* _Task statement_:
Using the data below, gather each line that includes the word "praca".

Records that describe figures:
====================

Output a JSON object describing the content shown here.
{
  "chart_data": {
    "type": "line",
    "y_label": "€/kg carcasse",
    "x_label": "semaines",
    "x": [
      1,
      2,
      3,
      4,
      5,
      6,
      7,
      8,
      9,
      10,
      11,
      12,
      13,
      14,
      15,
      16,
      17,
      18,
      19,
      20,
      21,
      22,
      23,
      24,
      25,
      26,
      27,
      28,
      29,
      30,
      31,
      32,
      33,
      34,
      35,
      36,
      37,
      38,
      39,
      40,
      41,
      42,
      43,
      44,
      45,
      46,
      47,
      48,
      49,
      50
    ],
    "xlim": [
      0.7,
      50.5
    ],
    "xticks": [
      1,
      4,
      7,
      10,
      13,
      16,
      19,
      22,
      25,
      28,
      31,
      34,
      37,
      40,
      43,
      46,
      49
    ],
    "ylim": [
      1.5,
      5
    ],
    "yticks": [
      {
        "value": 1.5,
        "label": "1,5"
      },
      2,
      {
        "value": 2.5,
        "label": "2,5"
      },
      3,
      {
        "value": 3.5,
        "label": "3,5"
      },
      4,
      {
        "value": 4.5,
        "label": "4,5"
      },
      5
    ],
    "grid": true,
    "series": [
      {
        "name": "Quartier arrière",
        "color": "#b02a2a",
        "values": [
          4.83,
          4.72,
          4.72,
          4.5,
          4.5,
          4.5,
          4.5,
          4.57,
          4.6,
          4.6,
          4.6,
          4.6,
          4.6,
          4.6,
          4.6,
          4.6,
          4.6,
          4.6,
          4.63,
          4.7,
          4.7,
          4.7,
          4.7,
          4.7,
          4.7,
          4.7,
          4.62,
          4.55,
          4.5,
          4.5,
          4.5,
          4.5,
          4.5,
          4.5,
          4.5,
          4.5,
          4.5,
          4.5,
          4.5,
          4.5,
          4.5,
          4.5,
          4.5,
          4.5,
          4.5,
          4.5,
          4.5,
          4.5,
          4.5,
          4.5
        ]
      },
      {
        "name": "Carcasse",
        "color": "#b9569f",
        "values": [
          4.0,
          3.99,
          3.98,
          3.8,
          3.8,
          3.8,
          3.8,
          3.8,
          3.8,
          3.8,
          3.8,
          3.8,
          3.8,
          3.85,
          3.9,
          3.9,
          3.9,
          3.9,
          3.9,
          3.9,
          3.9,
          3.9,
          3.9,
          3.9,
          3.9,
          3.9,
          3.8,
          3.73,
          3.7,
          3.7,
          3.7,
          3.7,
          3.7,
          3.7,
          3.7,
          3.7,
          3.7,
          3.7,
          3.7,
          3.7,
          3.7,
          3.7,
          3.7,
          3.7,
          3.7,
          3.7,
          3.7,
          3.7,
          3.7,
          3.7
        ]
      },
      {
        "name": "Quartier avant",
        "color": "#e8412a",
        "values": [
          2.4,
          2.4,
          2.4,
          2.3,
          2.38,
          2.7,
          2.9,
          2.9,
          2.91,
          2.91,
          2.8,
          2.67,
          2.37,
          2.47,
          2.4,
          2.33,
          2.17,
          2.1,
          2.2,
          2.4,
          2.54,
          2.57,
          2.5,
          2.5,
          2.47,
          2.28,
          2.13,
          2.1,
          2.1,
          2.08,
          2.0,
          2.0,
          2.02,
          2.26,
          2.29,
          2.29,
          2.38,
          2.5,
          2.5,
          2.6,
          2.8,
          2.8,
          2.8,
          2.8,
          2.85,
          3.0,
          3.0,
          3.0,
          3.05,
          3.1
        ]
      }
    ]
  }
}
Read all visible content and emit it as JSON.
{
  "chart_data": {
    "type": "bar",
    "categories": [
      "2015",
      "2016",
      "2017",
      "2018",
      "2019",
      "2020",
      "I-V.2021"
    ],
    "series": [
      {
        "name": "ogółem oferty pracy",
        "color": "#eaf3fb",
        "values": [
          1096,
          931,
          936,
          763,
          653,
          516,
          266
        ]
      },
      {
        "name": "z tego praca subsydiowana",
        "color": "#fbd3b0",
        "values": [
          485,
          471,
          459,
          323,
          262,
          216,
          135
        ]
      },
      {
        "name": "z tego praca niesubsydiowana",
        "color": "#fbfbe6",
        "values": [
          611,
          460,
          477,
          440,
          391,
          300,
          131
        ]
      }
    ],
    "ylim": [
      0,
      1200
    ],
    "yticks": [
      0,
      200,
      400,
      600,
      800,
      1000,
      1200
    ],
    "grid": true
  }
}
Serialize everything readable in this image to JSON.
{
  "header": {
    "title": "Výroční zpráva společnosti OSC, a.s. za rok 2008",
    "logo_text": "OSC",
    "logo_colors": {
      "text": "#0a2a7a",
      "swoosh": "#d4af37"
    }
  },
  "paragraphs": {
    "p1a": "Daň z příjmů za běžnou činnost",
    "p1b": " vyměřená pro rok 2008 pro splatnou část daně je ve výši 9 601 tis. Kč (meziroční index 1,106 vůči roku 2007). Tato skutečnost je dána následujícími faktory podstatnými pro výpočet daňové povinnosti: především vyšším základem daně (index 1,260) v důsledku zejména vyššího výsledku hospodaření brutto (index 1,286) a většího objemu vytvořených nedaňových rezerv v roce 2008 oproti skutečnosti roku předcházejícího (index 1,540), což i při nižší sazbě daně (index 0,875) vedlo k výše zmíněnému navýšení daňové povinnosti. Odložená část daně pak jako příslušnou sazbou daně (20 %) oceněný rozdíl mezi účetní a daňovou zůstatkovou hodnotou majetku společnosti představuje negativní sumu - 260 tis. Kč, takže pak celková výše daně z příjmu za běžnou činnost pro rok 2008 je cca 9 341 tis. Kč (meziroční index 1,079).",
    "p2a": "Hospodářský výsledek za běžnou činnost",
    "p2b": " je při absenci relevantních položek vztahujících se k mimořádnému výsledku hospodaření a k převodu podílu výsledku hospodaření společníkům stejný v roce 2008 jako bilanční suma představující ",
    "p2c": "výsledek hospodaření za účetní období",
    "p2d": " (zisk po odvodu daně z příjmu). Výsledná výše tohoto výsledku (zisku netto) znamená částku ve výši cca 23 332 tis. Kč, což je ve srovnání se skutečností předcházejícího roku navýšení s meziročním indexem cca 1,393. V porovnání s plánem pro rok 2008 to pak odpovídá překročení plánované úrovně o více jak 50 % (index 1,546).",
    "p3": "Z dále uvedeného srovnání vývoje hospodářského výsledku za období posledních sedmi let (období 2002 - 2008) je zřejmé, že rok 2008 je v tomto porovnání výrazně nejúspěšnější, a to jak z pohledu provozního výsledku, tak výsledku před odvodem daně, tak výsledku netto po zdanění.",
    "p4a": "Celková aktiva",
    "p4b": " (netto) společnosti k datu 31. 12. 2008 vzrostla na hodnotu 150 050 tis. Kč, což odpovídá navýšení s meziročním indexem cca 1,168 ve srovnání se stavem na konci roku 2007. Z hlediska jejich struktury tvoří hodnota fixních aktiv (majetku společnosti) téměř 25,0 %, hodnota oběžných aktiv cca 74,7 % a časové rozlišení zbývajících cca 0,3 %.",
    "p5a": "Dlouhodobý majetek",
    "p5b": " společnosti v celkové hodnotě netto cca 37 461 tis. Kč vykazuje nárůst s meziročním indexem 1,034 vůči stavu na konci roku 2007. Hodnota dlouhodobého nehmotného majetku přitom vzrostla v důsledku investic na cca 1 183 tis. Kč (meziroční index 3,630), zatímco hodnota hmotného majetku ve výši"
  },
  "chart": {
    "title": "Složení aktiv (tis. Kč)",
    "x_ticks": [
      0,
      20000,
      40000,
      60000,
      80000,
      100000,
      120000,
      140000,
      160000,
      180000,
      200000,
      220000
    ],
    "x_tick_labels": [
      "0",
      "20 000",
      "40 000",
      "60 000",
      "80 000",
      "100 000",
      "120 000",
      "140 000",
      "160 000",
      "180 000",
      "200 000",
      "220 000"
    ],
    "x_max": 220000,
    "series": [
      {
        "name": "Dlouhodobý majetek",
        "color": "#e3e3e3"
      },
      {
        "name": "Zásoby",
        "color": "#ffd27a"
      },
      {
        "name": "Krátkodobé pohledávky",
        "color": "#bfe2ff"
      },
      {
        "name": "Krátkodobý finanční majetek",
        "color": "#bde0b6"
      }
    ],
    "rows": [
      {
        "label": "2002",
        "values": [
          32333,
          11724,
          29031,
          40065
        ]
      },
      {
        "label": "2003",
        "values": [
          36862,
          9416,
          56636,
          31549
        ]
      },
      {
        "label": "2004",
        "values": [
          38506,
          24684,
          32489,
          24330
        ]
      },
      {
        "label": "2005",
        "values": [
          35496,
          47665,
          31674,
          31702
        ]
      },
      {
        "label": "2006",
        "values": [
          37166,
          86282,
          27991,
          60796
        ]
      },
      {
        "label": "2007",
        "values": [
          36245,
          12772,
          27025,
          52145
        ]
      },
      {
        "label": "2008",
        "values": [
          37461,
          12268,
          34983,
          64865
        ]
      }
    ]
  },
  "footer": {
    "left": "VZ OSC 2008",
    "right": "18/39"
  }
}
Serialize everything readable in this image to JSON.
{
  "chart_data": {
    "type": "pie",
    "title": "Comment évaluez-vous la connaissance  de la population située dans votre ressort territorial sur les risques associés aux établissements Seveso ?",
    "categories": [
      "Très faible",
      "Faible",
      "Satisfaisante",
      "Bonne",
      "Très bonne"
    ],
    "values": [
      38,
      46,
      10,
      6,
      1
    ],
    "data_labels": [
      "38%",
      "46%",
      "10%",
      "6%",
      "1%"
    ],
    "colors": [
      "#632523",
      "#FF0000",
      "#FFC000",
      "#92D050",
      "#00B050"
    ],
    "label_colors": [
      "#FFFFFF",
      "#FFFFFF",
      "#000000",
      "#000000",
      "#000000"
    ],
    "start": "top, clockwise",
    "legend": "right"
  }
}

====================

* _Exercise result_:
        "name": "z tego praca subsydiowana",
        "name": "z tego praca niesubsydiowana",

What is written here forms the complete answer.